* Begin PROVIDED ENTRIES *
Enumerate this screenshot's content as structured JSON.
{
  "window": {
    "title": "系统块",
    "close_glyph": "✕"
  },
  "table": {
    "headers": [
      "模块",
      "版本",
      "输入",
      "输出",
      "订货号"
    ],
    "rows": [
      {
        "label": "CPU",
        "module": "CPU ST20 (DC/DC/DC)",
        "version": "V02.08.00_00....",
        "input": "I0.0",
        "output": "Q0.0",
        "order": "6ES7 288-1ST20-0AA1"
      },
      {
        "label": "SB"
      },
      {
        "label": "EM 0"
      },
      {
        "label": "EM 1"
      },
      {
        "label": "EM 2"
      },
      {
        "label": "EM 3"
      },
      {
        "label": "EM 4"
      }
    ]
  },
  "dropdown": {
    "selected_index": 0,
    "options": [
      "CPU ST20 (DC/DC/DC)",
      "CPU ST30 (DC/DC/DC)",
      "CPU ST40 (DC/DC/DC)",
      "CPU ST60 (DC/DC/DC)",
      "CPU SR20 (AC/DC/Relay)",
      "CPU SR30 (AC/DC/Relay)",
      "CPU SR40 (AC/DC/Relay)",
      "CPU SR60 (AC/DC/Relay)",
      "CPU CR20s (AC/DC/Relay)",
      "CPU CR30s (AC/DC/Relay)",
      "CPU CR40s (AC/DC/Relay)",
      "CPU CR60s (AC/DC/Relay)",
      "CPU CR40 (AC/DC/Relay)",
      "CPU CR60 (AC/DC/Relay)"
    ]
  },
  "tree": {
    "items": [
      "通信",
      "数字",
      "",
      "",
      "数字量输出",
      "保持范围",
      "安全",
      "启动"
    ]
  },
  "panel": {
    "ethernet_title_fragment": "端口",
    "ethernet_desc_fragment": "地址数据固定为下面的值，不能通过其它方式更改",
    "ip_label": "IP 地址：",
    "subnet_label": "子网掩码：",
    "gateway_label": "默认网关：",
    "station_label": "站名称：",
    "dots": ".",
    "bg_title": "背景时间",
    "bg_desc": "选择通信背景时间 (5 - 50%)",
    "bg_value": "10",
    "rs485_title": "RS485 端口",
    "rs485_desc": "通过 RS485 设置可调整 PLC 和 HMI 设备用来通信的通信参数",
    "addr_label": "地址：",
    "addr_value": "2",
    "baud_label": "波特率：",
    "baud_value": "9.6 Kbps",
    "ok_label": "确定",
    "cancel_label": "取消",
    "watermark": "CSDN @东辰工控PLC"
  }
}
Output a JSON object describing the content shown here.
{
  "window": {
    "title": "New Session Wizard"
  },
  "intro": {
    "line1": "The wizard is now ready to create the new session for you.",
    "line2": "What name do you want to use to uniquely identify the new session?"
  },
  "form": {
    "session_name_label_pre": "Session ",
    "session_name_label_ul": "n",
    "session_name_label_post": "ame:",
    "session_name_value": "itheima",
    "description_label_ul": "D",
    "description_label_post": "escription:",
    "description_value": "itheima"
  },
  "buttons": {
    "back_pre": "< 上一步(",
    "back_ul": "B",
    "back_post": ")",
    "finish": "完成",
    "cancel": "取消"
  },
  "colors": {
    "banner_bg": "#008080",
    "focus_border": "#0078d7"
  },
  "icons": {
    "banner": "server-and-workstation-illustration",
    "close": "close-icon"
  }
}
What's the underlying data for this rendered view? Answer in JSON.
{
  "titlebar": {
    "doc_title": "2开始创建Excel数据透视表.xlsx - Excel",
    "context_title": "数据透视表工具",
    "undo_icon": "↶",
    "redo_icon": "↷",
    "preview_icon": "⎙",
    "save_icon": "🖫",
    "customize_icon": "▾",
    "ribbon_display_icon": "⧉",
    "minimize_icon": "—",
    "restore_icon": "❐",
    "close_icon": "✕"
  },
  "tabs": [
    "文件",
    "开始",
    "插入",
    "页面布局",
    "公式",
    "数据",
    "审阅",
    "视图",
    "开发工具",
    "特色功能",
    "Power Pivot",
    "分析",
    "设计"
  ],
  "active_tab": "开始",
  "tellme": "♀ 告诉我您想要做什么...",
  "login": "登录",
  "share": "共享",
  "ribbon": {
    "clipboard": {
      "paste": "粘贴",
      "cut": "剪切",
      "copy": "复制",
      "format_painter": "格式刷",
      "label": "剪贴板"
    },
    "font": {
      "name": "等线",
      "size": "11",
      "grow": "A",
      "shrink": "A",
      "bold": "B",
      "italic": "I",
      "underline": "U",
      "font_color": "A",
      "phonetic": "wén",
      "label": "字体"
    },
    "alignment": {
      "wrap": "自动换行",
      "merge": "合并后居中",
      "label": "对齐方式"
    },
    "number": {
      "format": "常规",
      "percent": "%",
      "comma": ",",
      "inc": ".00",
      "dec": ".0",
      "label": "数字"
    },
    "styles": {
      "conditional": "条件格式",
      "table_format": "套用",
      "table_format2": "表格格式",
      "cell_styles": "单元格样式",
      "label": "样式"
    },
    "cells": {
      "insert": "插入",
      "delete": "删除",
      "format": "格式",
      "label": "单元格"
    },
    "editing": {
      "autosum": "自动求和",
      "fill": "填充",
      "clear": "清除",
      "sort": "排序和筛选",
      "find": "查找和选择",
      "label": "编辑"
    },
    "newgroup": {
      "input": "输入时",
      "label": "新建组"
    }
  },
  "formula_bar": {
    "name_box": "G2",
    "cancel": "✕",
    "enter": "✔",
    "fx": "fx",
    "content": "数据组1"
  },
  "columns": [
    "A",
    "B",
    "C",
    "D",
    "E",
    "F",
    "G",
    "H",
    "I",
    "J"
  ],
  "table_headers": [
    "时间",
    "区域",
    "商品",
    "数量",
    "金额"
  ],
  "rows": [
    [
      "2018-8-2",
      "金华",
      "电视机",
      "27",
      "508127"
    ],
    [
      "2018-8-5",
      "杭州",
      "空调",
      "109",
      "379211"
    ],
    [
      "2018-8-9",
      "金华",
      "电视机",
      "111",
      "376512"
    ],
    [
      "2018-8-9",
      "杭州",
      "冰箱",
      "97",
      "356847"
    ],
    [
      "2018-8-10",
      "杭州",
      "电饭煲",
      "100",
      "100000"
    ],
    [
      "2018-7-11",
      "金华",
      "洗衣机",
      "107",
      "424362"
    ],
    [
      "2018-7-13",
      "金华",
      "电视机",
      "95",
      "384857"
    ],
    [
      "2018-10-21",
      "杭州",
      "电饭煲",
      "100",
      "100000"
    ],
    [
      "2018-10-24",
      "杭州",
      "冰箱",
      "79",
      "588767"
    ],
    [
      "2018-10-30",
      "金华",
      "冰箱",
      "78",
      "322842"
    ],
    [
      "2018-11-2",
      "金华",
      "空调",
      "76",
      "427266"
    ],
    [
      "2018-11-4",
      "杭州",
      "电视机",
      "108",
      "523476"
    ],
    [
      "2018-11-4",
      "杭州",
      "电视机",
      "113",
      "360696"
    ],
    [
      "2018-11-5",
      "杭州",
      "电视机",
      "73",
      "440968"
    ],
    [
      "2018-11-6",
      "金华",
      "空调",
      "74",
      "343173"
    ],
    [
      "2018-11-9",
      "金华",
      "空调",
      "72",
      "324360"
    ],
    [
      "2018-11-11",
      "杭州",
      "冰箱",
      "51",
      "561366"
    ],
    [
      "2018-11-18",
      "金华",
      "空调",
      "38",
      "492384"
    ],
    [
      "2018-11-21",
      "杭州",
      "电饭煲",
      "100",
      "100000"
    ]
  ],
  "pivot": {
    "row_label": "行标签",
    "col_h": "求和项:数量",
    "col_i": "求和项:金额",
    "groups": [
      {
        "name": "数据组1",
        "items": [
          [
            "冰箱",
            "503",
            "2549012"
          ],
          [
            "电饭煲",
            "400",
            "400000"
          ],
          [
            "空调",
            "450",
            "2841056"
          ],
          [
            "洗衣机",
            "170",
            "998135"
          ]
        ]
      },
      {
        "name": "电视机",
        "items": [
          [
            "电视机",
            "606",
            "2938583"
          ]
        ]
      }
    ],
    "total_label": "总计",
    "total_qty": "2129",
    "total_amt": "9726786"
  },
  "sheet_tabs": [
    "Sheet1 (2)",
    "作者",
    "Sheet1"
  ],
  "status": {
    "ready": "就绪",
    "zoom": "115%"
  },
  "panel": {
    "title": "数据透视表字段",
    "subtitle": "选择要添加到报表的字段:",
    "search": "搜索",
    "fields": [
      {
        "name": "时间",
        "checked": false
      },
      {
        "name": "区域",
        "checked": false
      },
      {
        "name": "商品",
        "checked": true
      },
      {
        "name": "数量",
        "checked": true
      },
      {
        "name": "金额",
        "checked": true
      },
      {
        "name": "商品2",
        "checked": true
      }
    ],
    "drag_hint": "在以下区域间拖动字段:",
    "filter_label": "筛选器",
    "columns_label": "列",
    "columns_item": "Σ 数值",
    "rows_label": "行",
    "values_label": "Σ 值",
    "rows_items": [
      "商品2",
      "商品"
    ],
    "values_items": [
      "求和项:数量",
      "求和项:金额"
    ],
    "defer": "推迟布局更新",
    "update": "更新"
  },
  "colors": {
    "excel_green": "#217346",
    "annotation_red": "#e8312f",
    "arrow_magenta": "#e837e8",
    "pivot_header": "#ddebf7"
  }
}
* End PROVIDED ENTRIES *
OBJECTIVE: Using the entries above, return each line in which the word "JSON" occurs.

REPLY:
Enumerate this screenshot's content as structured JSON.
Output a JSON object describing the content shown here.
What's the underlying data for this rendered view? Answer in JSON.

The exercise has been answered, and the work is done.